=== What the exercise asks ===
Determine how many lines in these records hold "Successes". Only the number is wanted.

=== Given information ===
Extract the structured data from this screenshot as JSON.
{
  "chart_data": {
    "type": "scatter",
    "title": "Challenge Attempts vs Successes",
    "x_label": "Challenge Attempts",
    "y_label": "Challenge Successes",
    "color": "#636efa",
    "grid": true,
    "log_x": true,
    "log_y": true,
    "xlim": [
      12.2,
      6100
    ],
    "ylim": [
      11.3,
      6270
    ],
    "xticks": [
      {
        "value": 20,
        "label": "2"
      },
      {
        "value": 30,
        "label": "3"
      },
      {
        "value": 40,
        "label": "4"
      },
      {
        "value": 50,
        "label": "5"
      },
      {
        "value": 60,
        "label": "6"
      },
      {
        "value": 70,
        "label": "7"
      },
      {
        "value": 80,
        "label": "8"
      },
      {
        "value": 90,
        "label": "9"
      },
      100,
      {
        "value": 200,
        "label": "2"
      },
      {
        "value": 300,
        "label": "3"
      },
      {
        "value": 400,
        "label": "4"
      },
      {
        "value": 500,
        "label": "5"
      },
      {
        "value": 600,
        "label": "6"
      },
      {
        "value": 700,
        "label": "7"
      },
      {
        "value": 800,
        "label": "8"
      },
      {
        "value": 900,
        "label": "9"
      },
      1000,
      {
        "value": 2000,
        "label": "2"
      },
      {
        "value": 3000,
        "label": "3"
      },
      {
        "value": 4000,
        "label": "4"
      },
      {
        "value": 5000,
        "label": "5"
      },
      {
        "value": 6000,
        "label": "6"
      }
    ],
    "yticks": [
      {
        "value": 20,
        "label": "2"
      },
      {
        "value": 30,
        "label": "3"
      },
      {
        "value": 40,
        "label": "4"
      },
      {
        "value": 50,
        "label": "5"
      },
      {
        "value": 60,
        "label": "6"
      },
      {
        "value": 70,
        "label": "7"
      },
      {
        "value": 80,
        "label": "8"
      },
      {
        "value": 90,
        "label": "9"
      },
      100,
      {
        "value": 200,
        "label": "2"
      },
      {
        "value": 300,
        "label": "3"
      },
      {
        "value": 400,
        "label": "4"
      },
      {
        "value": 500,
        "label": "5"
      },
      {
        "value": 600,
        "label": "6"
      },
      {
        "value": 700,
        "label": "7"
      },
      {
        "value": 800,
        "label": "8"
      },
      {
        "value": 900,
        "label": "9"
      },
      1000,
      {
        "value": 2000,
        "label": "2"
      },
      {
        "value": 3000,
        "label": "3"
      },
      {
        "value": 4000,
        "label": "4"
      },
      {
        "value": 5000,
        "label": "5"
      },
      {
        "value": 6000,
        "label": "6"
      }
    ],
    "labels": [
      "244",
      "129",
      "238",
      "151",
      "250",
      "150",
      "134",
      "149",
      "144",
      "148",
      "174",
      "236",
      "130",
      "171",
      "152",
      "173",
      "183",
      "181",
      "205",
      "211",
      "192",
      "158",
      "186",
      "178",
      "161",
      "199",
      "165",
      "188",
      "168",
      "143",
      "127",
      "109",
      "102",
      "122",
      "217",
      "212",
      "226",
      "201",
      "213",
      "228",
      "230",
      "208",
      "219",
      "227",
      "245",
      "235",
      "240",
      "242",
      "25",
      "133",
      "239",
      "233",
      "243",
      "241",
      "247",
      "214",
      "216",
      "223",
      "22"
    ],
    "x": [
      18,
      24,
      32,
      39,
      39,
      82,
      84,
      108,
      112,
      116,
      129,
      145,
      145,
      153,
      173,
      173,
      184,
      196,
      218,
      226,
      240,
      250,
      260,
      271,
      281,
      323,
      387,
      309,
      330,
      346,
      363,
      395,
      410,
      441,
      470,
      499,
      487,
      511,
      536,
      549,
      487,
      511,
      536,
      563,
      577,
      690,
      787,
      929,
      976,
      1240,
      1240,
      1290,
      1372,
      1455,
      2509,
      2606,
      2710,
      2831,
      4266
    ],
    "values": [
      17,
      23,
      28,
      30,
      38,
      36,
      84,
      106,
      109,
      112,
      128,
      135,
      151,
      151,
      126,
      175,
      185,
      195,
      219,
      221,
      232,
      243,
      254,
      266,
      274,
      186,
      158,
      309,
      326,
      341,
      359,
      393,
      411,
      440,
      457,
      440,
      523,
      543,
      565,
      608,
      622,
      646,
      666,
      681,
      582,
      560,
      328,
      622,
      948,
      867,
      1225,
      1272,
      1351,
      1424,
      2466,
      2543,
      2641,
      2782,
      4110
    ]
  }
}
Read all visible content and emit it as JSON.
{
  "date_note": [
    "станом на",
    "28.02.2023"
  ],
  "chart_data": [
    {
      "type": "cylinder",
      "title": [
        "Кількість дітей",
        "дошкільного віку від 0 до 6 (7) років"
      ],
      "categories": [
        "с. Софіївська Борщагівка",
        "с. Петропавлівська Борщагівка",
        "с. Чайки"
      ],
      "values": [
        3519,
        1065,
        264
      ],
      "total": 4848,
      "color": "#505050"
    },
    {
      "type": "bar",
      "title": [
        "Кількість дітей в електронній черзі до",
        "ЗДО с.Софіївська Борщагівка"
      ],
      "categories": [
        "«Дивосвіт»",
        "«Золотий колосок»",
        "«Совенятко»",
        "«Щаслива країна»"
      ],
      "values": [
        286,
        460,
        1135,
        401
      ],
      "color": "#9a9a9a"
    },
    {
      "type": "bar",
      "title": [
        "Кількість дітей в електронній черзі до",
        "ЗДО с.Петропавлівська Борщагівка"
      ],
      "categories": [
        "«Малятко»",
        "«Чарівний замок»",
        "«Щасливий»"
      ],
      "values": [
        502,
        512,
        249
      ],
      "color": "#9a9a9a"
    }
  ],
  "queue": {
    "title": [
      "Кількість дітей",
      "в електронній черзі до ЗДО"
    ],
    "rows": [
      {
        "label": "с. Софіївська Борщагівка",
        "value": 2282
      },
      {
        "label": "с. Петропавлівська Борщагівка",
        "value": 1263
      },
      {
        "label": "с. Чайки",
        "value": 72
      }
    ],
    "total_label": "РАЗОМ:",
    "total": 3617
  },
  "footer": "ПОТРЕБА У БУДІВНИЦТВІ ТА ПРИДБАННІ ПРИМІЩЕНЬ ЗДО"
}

=== Solution to the exercise ===
2